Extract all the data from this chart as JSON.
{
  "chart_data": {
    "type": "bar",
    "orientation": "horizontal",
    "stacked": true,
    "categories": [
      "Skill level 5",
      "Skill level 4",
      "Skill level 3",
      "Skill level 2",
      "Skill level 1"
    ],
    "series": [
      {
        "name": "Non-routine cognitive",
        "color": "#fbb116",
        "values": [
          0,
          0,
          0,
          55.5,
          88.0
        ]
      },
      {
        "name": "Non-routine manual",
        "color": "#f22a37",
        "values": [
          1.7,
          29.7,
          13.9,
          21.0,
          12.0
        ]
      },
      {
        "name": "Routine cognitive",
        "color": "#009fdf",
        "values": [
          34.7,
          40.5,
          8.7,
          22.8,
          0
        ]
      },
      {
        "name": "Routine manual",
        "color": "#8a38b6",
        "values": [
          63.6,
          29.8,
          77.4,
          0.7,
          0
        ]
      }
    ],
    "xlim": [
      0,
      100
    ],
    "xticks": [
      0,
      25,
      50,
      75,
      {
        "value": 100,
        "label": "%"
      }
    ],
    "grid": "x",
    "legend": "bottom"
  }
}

• [Written exercise]: Pick out each line containing the string "name" and copy it.

• [Exercise result]:
        "name": "Non-routine cognitive",
        "name": "Non-routine manual",
        "name": "Routine cognitive",
        "name": "Routine manual",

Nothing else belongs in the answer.